Begin Dataset content

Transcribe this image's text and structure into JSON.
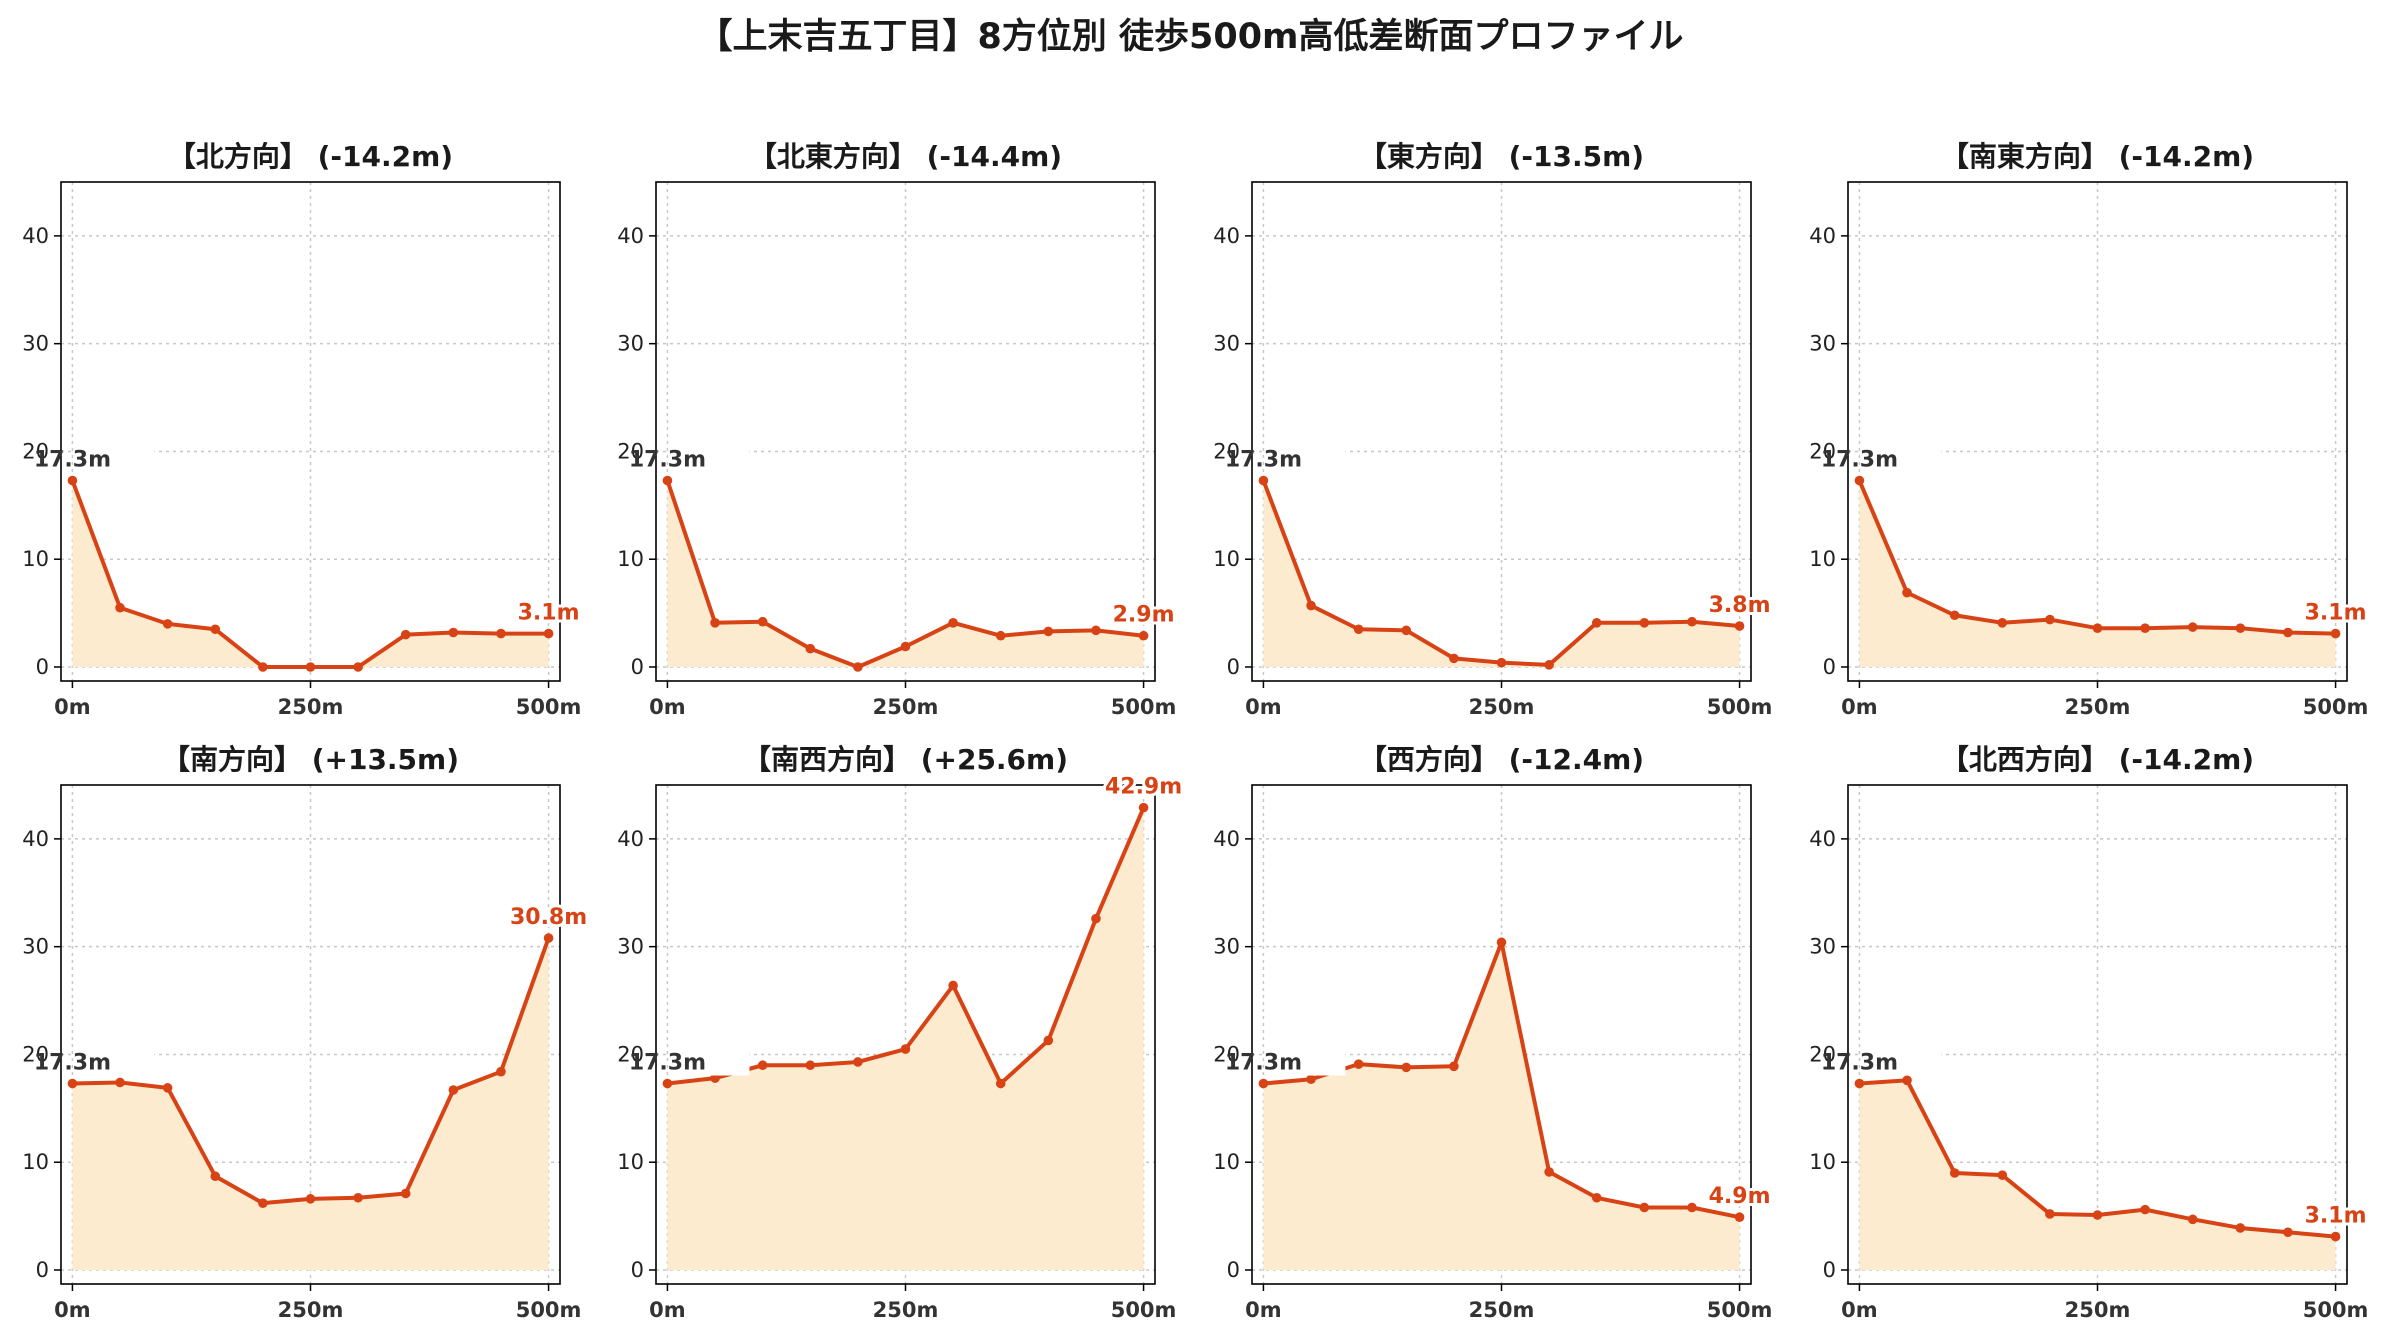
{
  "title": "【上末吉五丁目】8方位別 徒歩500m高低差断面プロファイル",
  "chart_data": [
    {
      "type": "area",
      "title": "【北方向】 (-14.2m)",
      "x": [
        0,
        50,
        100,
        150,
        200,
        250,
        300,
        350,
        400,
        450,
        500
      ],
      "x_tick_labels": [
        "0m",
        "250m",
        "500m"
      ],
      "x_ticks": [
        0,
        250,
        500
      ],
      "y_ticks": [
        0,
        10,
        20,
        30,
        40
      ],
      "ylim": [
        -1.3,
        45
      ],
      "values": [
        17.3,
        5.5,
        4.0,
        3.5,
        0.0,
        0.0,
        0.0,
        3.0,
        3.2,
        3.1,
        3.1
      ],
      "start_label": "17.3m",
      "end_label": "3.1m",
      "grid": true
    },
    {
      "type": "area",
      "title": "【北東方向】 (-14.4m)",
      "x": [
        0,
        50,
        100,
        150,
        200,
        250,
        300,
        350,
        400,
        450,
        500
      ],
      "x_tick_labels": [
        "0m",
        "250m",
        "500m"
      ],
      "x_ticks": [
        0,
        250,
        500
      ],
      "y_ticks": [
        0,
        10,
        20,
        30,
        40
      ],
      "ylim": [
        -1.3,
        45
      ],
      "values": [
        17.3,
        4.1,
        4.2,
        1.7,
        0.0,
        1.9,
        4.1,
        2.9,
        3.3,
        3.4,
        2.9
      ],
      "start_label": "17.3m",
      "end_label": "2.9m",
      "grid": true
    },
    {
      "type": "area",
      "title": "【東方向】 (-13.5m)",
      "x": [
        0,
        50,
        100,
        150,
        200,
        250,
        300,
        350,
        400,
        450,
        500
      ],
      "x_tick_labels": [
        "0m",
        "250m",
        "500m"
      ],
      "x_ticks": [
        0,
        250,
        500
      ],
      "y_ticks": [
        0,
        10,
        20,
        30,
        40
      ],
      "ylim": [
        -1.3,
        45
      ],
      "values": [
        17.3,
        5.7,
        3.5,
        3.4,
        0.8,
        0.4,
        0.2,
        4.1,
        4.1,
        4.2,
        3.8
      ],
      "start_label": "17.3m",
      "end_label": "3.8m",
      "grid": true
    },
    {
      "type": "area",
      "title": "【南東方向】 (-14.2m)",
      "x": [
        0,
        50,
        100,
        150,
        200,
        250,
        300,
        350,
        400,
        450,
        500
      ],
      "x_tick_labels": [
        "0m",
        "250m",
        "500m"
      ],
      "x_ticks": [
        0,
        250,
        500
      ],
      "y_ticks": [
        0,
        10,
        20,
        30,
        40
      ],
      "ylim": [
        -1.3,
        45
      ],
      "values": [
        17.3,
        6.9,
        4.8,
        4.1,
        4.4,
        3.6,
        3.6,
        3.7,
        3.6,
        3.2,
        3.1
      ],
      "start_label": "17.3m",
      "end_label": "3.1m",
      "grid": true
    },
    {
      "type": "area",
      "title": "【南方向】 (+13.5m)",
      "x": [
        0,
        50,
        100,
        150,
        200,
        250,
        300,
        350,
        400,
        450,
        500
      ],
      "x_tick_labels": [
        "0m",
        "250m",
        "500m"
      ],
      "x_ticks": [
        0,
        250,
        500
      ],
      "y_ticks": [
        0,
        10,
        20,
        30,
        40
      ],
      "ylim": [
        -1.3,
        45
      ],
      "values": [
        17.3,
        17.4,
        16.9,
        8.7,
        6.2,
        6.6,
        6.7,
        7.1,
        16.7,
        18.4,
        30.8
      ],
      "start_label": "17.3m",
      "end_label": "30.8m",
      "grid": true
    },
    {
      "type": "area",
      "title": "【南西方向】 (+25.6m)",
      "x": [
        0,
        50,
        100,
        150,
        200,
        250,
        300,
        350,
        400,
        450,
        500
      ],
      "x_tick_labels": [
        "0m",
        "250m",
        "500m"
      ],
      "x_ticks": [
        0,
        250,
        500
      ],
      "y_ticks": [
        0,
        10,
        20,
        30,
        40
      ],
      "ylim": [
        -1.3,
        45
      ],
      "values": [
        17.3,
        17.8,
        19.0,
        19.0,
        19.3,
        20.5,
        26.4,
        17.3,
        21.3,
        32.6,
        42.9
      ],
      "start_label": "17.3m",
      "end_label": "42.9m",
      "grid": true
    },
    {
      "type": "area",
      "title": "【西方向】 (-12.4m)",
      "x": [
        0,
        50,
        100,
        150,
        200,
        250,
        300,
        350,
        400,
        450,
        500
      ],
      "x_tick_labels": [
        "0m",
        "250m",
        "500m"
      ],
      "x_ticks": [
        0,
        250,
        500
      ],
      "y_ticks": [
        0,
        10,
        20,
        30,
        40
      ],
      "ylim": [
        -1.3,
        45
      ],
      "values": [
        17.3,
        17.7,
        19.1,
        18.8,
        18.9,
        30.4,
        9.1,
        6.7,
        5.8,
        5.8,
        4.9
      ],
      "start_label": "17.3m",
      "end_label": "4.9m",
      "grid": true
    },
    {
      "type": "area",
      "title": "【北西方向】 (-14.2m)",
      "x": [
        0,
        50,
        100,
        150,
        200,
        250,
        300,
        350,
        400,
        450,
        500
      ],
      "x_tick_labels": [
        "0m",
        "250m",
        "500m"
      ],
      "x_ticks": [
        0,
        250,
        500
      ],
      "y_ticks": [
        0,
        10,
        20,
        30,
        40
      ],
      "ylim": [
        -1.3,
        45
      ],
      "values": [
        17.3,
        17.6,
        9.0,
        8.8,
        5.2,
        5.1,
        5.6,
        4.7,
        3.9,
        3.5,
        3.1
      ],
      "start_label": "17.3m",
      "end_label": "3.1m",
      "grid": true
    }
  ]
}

End Dataset content

[Objective]
From the material above, count the lines that include "title" and give only the total.

[Result of this exercise]
9